Exercise task -
Where a line contains the word "取原药材", copy that line.

Information shown -

══════════════════════════════

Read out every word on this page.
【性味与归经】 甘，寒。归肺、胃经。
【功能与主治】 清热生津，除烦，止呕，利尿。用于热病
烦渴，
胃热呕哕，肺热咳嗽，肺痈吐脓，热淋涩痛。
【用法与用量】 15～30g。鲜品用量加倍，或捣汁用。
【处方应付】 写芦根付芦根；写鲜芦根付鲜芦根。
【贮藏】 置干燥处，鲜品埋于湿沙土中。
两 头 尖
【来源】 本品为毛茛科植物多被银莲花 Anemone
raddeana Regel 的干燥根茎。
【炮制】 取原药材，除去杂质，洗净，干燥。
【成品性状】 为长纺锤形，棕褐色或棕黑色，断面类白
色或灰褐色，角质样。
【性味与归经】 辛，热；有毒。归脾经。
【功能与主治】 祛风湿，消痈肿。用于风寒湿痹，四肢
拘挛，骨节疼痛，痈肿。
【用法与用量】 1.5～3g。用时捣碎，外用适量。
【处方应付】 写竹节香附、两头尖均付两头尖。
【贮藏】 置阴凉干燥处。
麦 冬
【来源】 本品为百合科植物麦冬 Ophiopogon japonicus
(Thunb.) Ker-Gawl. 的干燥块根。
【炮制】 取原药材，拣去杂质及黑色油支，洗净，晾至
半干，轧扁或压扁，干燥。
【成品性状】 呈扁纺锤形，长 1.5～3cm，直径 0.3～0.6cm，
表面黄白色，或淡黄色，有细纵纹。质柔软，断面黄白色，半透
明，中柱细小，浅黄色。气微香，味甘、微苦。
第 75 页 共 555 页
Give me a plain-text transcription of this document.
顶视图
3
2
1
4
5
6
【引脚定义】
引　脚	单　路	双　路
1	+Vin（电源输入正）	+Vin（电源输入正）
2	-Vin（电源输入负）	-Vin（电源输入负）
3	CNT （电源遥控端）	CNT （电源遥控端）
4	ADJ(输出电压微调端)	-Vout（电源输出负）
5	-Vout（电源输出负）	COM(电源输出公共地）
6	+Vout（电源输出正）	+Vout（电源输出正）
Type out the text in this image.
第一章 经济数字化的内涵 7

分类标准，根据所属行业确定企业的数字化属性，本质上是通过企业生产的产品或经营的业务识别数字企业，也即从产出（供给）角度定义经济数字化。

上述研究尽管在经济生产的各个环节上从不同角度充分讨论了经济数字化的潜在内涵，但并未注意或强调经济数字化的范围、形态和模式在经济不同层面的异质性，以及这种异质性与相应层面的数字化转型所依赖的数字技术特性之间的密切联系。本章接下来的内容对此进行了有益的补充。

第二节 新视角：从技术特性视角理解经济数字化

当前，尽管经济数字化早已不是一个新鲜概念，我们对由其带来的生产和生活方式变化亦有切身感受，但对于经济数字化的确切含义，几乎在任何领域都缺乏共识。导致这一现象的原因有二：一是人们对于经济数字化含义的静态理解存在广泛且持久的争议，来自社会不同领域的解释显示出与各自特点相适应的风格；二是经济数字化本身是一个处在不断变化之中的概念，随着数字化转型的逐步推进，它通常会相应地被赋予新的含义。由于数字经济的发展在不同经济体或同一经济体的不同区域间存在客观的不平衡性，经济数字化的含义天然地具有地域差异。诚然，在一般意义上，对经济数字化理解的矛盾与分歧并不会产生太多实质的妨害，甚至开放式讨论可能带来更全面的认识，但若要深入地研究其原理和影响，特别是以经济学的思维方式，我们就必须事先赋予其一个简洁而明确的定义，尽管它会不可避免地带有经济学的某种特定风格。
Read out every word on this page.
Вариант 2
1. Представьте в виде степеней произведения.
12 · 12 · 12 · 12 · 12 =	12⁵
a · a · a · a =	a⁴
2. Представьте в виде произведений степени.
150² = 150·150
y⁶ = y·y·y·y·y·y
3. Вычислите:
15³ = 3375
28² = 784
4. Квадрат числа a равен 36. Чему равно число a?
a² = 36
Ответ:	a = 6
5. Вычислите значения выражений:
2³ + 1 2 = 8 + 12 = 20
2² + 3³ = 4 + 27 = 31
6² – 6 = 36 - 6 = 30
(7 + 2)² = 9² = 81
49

══════════════════════════════

Correct answer -
【炮制】 取原药材，除去杂质，洗净，干燥。
【炮制】 取原药材，拣去杂质及黑色油支，洗净，晾至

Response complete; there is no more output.